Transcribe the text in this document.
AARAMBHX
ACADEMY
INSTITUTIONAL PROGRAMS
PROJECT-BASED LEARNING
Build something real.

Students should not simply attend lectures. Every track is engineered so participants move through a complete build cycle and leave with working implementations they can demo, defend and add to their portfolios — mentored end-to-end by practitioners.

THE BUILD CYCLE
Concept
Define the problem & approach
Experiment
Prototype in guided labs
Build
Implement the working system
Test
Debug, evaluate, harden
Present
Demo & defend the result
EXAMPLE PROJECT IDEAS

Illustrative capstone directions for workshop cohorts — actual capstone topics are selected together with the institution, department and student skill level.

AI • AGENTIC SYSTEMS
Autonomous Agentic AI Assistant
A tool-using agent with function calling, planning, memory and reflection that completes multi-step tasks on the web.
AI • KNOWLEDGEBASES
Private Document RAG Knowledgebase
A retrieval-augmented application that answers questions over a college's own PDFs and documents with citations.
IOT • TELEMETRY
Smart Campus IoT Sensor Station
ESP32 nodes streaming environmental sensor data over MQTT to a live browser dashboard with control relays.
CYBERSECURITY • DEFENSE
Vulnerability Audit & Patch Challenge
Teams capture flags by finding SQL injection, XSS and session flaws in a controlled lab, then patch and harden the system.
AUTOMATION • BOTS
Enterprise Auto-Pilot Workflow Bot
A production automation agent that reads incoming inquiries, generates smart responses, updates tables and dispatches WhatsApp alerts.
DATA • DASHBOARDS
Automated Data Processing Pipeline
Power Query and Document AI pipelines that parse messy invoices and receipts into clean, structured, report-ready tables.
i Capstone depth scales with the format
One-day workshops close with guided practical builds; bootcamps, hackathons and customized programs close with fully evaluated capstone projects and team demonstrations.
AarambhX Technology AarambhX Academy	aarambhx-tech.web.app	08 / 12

--

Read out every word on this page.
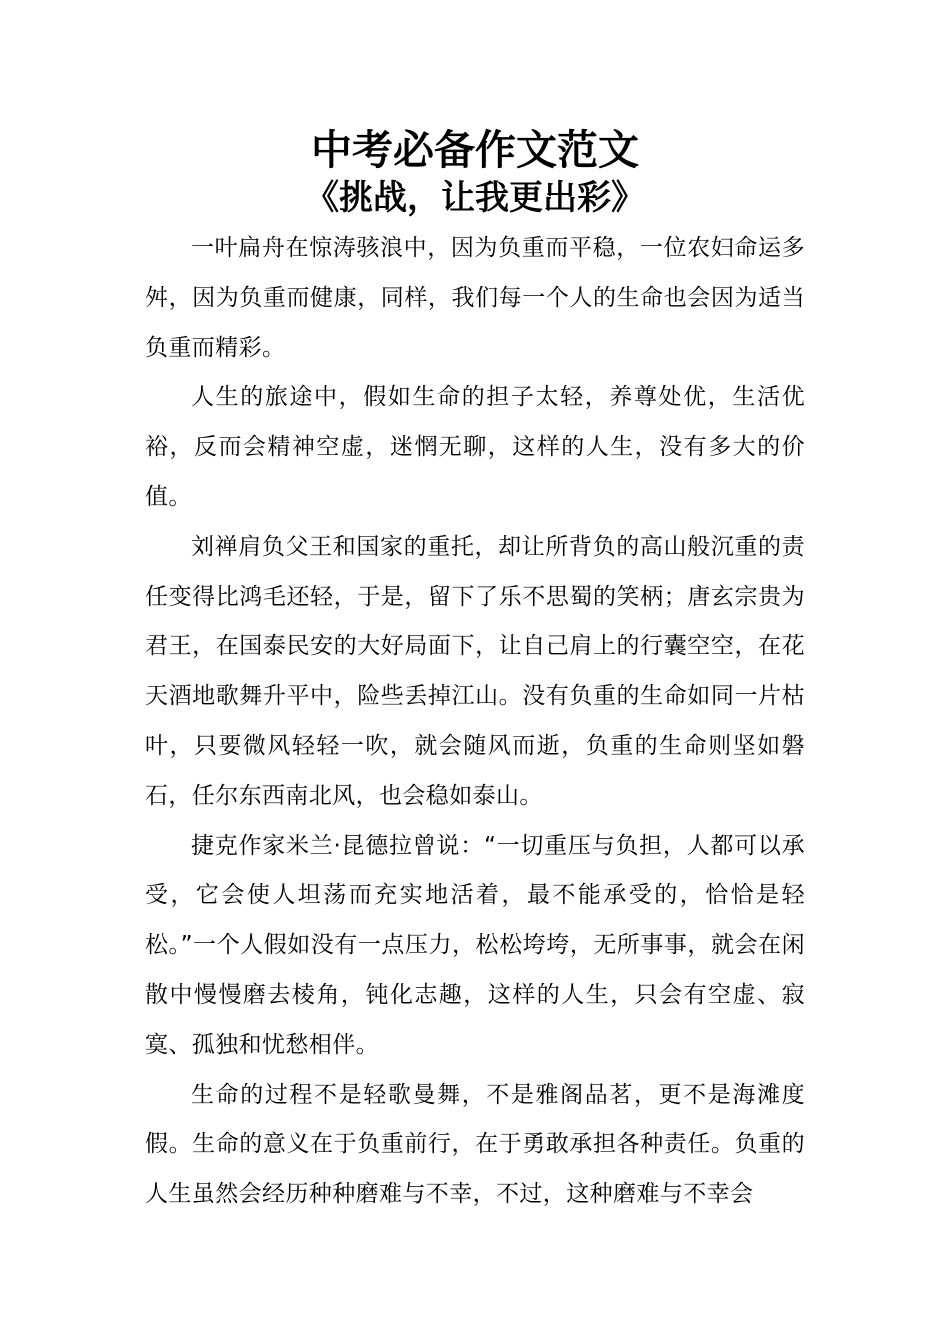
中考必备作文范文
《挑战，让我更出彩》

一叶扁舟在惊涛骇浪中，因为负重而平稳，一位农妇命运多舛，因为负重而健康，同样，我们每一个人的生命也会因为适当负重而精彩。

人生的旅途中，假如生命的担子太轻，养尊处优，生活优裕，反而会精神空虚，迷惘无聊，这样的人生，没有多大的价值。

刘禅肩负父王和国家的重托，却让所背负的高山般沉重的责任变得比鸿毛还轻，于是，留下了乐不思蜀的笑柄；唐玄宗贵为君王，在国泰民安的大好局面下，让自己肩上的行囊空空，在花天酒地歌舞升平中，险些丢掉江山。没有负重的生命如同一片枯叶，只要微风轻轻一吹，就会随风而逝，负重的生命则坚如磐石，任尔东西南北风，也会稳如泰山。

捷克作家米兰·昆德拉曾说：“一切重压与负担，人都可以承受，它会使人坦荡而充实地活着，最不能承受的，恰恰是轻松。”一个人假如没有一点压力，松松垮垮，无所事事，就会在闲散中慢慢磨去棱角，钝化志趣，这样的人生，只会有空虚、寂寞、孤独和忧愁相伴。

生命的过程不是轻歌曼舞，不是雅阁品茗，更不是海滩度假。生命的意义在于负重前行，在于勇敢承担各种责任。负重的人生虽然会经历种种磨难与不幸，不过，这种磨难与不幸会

**What this task involves**
Say how many lines in the entries contain the string "working", and leave out everything else.

**Task output**
2